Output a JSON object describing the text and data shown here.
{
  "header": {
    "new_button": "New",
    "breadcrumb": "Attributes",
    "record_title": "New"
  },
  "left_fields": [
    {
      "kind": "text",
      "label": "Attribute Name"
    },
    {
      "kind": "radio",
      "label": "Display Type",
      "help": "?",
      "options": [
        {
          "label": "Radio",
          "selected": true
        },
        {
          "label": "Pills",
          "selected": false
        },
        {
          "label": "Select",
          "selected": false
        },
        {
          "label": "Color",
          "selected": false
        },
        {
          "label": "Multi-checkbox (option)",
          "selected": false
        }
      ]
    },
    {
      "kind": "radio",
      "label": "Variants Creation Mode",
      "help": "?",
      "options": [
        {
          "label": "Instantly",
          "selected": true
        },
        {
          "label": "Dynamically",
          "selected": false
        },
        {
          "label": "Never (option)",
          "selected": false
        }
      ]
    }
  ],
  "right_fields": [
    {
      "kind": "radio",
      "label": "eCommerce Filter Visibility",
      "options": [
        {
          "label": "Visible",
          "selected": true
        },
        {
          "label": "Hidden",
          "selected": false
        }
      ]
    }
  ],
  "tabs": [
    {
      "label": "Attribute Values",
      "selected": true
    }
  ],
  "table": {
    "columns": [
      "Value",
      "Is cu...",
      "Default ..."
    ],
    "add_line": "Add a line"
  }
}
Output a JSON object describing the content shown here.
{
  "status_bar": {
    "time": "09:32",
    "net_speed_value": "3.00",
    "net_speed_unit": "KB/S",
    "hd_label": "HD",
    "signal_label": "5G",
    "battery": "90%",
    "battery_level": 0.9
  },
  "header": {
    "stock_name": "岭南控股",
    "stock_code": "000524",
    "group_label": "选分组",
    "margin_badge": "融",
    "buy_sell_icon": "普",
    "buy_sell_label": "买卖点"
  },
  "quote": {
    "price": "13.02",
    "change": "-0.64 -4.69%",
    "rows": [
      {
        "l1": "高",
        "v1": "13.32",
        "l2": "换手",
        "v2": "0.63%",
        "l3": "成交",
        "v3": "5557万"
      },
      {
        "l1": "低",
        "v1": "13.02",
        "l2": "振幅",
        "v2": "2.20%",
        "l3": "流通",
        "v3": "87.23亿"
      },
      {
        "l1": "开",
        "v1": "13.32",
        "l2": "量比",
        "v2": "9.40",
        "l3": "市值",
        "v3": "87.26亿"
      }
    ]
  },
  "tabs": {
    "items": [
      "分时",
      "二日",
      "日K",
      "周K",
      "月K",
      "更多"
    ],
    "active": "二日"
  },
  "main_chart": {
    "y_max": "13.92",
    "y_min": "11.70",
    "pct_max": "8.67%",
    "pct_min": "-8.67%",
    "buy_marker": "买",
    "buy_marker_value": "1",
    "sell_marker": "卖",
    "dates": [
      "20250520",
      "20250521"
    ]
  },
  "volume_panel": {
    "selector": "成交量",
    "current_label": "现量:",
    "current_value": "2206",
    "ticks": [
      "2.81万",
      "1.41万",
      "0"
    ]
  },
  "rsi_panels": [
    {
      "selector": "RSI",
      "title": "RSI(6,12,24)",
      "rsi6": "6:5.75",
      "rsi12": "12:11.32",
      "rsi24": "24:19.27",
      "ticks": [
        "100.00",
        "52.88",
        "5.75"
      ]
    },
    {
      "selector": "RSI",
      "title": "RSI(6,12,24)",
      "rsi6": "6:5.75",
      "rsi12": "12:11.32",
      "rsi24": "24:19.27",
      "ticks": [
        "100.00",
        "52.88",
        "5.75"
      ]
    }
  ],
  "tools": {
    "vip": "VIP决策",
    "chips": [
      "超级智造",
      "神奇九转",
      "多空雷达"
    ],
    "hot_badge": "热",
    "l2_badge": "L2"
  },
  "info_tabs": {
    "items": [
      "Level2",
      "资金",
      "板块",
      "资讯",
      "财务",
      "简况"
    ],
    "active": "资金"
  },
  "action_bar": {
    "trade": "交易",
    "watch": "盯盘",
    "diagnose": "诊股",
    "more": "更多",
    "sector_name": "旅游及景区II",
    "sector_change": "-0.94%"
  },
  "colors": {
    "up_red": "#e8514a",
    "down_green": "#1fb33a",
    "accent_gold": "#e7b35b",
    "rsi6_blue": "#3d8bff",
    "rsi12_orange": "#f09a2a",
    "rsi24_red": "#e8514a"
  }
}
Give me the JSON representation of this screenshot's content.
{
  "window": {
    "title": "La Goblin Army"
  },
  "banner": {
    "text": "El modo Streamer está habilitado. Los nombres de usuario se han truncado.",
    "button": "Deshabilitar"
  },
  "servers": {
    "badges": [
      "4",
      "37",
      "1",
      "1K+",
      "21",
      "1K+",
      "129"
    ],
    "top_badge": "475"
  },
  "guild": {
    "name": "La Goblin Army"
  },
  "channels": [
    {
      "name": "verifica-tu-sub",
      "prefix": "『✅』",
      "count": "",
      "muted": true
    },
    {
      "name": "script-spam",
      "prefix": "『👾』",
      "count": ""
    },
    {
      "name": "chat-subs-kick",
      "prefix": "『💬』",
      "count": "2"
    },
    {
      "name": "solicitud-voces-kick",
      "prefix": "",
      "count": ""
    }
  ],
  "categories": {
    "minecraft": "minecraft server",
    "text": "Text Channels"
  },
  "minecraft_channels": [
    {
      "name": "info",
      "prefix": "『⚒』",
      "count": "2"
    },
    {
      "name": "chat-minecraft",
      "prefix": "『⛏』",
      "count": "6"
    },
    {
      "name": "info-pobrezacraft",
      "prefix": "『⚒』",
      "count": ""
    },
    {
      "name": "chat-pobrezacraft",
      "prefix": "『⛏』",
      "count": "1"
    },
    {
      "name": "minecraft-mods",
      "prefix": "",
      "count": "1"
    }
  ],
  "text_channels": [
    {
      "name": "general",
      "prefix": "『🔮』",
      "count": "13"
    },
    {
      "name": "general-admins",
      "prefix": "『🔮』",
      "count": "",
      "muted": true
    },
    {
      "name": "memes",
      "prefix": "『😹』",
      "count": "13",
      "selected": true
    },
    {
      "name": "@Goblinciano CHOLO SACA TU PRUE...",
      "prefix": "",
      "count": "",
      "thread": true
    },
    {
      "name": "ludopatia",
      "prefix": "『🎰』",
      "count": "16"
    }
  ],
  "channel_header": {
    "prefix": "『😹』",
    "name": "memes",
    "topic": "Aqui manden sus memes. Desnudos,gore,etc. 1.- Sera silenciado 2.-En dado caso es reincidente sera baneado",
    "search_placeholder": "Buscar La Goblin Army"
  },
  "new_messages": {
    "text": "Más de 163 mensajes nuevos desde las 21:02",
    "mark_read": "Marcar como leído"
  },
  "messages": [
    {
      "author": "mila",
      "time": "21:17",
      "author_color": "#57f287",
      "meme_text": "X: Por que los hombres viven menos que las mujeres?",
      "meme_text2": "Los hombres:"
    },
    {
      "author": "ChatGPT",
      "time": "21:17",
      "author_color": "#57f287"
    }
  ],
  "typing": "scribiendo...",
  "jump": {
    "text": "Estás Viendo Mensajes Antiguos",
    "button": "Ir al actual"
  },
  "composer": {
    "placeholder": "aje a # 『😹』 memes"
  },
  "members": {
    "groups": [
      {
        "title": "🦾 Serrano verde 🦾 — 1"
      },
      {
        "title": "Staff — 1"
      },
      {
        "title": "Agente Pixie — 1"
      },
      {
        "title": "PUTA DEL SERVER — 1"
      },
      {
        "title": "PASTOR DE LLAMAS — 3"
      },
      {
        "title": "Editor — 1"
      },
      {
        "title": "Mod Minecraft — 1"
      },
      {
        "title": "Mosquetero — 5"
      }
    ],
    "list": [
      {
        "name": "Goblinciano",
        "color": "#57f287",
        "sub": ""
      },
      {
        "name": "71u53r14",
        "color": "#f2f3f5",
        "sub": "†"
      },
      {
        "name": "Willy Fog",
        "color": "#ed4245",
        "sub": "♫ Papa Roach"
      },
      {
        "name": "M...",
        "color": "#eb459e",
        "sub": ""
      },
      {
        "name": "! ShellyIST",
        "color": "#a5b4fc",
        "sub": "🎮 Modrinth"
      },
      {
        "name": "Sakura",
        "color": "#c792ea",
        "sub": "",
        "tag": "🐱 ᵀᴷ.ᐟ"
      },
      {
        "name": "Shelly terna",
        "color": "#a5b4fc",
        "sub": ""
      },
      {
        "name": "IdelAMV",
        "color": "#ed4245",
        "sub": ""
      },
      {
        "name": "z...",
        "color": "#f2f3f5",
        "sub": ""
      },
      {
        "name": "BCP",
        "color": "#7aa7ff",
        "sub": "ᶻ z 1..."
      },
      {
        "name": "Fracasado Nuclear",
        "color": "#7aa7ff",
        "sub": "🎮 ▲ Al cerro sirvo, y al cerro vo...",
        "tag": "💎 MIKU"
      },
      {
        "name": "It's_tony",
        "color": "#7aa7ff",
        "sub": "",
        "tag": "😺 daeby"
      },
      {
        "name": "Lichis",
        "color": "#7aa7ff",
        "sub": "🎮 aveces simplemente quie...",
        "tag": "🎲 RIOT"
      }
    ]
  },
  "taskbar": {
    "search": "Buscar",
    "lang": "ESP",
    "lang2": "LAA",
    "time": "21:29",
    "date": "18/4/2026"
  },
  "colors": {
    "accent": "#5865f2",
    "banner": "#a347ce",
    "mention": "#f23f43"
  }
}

━━━━━━━━

# EXERCISE
All lines holding the word "here" should be picked out and copied.

# CORRECT OUTPUT
Output a JSON object describing the text and data shown here.
Output a JSON object describing the content shown here.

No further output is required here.